→ PROBLEM REQUIREMENTS:
Output only the count of lines that contain "device".

→ RECORDED DATA:

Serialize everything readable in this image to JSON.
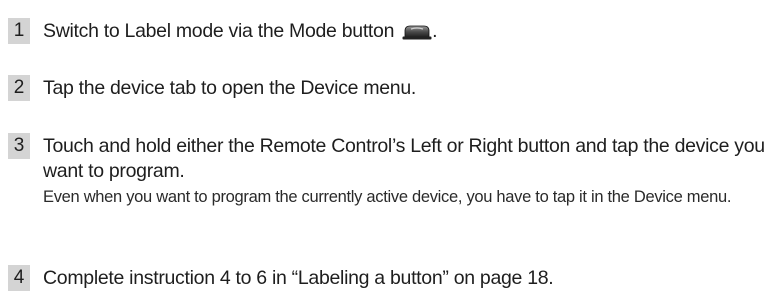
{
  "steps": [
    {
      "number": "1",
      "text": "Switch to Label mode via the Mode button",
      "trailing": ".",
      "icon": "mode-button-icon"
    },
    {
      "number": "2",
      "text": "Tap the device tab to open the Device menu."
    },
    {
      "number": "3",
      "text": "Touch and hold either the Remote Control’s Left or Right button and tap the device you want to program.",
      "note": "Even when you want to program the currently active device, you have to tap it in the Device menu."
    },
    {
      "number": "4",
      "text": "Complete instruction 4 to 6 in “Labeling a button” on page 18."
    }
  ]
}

→ EXERCISE SOLUTION:
3